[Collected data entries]
──────────────────────────────

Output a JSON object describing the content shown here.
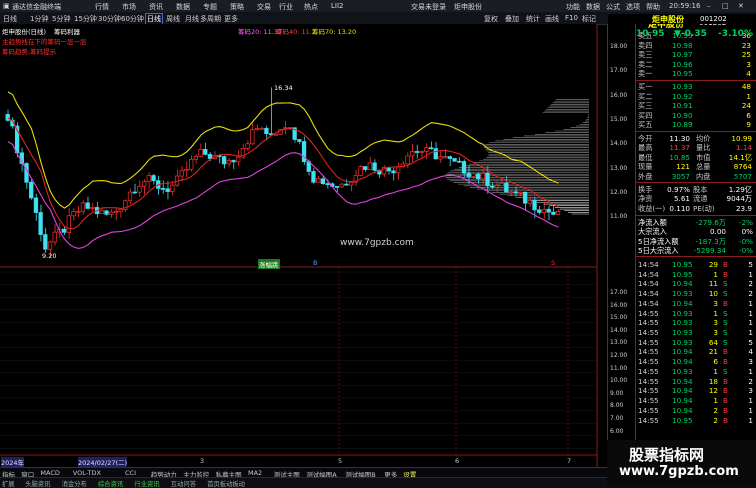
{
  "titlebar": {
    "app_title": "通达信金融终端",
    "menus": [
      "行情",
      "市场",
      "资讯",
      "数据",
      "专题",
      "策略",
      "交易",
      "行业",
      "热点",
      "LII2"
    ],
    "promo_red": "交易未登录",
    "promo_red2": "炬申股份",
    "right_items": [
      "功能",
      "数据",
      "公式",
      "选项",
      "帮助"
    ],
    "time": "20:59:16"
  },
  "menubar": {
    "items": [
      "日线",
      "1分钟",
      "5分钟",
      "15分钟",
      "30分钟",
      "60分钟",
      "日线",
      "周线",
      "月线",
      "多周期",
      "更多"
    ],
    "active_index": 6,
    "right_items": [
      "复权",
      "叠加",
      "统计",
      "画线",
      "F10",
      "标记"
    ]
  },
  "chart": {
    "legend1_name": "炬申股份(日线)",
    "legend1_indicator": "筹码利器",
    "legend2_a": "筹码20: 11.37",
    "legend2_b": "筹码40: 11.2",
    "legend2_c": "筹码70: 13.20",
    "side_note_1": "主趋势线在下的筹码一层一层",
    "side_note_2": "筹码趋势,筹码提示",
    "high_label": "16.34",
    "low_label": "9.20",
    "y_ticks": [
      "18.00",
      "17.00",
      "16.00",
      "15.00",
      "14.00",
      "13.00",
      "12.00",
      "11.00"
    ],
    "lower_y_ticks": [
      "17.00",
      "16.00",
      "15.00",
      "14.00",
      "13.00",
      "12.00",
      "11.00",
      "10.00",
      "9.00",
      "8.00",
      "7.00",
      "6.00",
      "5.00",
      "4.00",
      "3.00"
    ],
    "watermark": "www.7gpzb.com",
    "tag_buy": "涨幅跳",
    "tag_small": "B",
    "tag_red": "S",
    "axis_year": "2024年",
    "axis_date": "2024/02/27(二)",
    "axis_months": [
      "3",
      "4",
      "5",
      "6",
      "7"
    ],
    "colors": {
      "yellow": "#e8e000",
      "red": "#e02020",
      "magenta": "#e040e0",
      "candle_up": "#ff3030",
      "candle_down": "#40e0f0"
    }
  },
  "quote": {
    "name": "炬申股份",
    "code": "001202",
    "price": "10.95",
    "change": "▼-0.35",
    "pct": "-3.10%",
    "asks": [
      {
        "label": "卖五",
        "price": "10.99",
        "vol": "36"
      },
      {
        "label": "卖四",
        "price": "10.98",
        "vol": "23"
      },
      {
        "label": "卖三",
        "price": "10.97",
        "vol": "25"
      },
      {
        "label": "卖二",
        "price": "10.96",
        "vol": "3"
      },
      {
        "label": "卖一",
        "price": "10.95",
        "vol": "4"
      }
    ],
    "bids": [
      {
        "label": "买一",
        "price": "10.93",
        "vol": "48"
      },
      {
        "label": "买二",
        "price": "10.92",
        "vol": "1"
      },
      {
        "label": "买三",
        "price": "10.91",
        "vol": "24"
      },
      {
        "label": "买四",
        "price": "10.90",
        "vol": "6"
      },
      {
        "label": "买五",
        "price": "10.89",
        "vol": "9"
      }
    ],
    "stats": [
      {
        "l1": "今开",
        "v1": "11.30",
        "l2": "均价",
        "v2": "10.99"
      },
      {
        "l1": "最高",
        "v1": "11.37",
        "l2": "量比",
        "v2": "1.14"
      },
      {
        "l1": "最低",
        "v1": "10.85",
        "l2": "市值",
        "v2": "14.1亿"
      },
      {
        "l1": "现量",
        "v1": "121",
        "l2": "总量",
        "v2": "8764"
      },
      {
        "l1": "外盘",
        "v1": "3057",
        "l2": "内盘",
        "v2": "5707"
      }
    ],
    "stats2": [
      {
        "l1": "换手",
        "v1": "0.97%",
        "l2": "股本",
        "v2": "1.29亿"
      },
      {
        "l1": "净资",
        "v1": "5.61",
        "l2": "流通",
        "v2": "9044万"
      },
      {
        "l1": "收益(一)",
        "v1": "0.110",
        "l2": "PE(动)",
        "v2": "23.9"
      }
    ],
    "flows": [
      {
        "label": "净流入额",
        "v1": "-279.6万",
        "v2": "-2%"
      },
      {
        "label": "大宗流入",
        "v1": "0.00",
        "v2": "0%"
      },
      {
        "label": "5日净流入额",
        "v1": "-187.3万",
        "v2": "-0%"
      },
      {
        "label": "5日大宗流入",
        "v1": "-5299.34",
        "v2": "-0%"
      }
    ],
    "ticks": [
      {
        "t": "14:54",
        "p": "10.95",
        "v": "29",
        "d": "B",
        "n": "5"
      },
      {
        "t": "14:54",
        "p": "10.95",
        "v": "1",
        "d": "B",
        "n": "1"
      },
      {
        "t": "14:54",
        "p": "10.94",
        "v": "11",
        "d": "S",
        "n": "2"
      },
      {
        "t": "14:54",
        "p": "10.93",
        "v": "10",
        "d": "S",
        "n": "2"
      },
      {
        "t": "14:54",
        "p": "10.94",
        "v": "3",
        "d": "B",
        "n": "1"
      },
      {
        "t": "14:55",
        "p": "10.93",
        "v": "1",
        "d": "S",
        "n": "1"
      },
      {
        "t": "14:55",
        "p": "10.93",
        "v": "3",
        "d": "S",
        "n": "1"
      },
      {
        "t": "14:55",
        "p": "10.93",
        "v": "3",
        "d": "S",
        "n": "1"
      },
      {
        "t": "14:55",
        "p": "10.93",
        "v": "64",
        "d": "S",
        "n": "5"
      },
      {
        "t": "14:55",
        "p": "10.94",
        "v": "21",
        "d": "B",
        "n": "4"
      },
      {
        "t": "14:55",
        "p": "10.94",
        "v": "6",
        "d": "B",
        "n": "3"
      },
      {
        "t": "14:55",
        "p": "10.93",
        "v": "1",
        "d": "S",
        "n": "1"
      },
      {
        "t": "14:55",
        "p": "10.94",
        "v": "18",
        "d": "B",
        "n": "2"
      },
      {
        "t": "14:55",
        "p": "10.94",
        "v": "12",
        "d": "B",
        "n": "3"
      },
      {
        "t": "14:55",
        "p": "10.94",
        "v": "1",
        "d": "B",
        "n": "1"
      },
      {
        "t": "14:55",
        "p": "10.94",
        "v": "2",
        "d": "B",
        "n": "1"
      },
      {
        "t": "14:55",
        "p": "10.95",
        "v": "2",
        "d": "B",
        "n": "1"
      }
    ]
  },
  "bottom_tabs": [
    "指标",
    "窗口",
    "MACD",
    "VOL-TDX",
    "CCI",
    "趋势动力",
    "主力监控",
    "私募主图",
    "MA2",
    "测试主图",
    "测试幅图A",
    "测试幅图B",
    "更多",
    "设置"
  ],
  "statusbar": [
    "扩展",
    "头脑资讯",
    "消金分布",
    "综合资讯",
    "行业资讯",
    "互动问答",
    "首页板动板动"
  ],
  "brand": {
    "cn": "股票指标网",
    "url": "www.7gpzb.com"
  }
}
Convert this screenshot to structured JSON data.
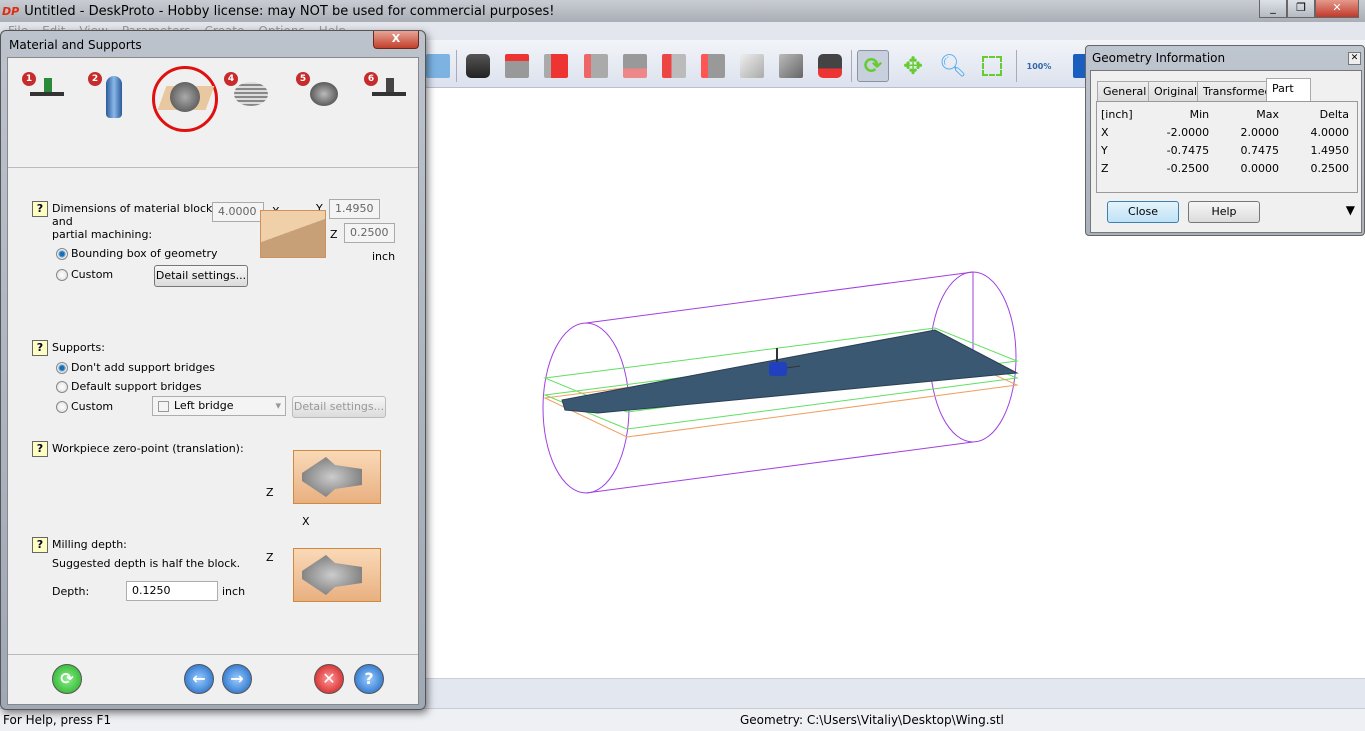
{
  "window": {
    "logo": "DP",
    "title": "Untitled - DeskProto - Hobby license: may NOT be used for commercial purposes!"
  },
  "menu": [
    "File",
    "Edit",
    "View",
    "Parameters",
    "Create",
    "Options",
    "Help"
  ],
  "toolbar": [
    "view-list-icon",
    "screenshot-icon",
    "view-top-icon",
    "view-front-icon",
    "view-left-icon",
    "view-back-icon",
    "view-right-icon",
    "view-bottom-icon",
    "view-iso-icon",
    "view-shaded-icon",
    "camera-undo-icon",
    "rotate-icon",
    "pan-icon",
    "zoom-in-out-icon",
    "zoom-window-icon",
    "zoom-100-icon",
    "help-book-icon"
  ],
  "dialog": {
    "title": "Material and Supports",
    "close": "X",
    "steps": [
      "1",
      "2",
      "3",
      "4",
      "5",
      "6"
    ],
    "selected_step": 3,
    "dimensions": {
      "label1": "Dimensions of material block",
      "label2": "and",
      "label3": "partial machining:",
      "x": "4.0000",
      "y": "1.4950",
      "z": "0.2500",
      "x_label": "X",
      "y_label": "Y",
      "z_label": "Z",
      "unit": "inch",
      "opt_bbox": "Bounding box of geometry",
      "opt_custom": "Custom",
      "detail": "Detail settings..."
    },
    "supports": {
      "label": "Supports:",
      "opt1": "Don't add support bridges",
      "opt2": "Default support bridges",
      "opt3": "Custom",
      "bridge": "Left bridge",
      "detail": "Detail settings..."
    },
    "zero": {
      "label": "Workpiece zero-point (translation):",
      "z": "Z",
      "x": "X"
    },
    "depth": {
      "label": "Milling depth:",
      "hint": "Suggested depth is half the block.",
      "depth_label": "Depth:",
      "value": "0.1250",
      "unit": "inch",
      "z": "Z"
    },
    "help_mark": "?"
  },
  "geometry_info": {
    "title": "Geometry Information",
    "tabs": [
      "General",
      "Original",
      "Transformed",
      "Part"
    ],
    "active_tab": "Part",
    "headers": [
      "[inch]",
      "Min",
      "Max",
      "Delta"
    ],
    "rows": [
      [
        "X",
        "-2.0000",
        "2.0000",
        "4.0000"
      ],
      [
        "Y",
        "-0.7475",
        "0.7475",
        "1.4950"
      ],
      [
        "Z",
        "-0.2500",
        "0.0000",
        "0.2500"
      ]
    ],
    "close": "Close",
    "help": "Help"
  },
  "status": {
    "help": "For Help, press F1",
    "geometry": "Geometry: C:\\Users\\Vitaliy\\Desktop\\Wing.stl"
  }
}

──────────────────────────────

## Problem details
Report all lines of the material that contain the word "price".

## Problem solution
    "price": "10.95",
        "price": "10.99",
        "price": "10.98",
        "price": "10.97",
        "price": "10.96",
        "price": "10.95",
        "price": "10.93",
        "price": "10.92",
        "price": "10.91",
        "price": "10.90",
        "price": "10.89",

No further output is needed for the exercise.